→ Written instruction
Reproduce every line of the data below unchanged.

→ Listed entries
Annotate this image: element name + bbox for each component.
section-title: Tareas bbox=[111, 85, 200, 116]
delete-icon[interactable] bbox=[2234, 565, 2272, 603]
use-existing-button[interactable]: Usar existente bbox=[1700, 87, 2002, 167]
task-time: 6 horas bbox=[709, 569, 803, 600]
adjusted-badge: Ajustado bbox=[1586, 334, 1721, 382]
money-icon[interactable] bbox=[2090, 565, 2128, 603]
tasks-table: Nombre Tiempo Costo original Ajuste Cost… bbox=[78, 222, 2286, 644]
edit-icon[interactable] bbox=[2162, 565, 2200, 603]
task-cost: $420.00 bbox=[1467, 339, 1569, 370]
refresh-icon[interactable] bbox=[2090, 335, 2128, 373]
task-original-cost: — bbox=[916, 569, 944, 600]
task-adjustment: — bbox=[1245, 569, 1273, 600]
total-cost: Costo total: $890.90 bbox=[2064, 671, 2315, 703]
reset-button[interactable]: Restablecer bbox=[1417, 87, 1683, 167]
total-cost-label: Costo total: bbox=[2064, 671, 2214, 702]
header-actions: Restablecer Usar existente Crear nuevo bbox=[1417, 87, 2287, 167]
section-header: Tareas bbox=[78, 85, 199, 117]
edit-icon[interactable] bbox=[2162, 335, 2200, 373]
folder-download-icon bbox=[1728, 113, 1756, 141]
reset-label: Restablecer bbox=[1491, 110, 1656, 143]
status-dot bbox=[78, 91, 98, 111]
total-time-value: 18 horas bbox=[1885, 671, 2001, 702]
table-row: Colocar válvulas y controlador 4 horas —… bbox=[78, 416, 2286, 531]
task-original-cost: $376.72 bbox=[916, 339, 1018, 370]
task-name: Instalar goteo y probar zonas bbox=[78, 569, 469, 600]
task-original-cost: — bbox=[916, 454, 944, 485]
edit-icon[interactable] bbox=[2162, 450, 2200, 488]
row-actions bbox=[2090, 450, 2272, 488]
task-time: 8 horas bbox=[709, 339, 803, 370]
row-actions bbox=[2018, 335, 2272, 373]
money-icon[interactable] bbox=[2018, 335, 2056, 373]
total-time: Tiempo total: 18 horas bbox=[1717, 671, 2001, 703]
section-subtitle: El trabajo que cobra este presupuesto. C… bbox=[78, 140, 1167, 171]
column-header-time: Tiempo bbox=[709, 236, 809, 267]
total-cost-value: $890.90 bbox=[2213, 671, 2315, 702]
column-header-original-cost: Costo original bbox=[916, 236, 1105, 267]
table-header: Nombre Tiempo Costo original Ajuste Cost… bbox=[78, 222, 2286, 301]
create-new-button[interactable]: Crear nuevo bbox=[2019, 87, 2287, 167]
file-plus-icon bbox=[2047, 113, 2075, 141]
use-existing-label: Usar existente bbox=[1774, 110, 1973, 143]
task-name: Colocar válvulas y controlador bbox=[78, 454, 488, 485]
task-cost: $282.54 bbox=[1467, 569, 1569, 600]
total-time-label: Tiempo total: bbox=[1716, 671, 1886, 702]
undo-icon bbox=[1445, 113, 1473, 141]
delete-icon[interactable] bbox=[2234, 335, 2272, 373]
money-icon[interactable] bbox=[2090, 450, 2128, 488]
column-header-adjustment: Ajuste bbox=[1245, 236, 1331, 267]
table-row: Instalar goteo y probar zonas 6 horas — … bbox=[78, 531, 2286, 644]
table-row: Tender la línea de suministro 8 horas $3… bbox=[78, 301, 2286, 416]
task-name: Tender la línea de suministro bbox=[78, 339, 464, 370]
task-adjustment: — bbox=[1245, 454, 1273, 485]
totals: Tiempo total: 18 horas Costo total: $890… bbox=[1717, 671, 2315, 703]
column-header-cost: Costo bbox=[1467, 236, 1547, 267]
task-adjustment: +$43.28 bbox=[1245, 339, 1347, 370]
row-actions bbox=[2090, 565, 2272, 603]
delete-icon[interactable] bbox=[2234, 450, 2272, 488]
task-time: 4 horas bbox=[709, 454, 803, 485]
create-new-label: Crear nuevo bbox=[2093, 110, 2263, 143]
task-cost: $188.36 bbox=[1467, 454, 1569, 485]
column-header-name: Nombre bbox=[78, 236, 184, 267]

→ Written solution
Annotate this image: element name + bbox for each component.
section-title: Tareas bbox=[111, 85, 200, 116]
delete-icon[interactable] bbox=[2234, 565, 2272, 603]
use-existing-button[interactable]: Usar existente bbox=[1700, 87, 2002, 167]
task-time: 6 horas bbox=[709, 569, 803, 600]
adjusted-badge: Ajustado bbox=[1586, 334, 1721, 382]
money-icon[interactable] bbox=[2090, 565, 2128, 603]
tasks-table: Nombre Tiempo Costo original Ajuste Cost… bbox=[78, 222, 2286, 644]
edit-icon[interactable] bbox=[2162, 565, 2200, 603]
task-cost: $420.00 bbox=[1467, 339, 1569, 370]
refresh-icon[interactable] bbox=[2090, 335, 2128, 373]
task-original-cost: — bbox=[916, 569, 944, 600]
task-adjustment: — bbox=[1245, 569, 1273, 600]
total-cost: Costo total: $890.90 bbox=[2064, 671, 2315, 703]
reset-button[interactable]: Restablecer bbox=[1417, 87, 1683, 167]
total-cost-label: Costo total: bbox=[2064, 671, 2214, 702]
header-actions: Restablecer Usar existente Crear nuevo bbox=[1417, 87, 2287, 167]
section-header: Tareas bbox=[78, 85, 199, 117]
edit-icon[interactable] bbox=[2162, 335, 2200, 373]
folder-download-icon bbox=[1728, 113, 1756, 141]
reset-label: Restablecer bbox=[1491, 110, 1656, 143]
status-dot bbox=[78, 91, 98, 111]
total-time-value: 18 horas bbox=[1885, 671, 2001, 702]
table-row: Colocar válvulas y controlador 4 horas —… bbox=[78, 416, 2286, 531]
task-original-cost: $376.72 bbox=[916, 339, 1018, 370]
task-name: Instalar goteo y probar zonas bbox=[78, 569, 469, 600]
task-original-cost: — bbox=[916, 454, 944, 485]
edit-icon[interactable] bbox=[2162, 450, 2200, 488]
row-actions bbox=[2090, 450, 2272, 488]
task-time: 8 horas bbox=[709, 339, 803, 370]
row-actions bbox=[2018, 335, 2272, 373]
money-icon[interactable] bbox=[2018, 335, 2056, 373]
total-time: Tiempo total: 18 horas bbox=[1717, 671, 2001, 703]
section-subtitle: El trabajo que cobra este presupuesto. C… bbox=[78, 140, 1167, 171]
column-header-time: Tiempo bbox=[709, 236, 809, 267]
total-cost-value: $890.90 bbox=[2213, 671, 2315, 702]
column-header-original-cost: Costo original bbox=[916, 236, 1105, 267]
table-header: Nombre Tiempo Costo original Ajuste Cost… bbox=[78, 222, 2286, 301]
create-new-button[interactable]: Crear nuevo bbox=[2019, 87, 2287, 167]
file-plus-icon bbox=[2047, 113, 2075, 141]
use-existing-label: Usar existente bbox=[1774, 110, 1973, 143]
task-name: Colocar válvulas y controlador bbox=[78, 454, 488, 485]
task-cost: $282.54 bbox=[1467, 569, 1569, 600]
total-time-label: Tiempo total: bbox=[1716, 671, 1886, 702]
undo-icon bbox=[1445, 113, 1473, 141]
delete-icon[interactable] bbox=[2234, 335, 2272, 373]
money-icon[interactable] bbox=[2090, 450, 2128, 488]
column-header-adjustment: Ajuste bbox=[1245, 236, 1331, 267]
table-row: Instalar goteo y probar zonas 6 horas — … bbox=[78, 531, 2286, 644]
table-row: Tender la línea de suministro 8 horas $3… bbox=[78, 301, 2286, 416]
task-name: Tender la línea de suministro bbox=[78, 339, 464, 370]
task-adjustment: — bbox=[1245, 454, 1273, 485]
totals: Tiempo total: 18 horas Costo total: $890… bbox=[1717, 671, 2315, 703]
column-header-cost: Costo bbox=[1467, 236, 1547, 267]
task-adjustment: +$43.28 bbox=[1245, 339, 1347, 370]
row-actions bbox=[2090, 565, 2272, 603]
delete-icon[interactable] bbox=[2234, 450, 2272, 488]
task-time: 4 horas bbox=[709, 454, 803, 485]
create-new-label: Crear nuevo bbox=[2093, 110, 2263, 143]
task-cost: $188.36 bbox=[1467, 454, 1569, 485]
column-header-name: Nombre bbox=[78, 236, 184, 267]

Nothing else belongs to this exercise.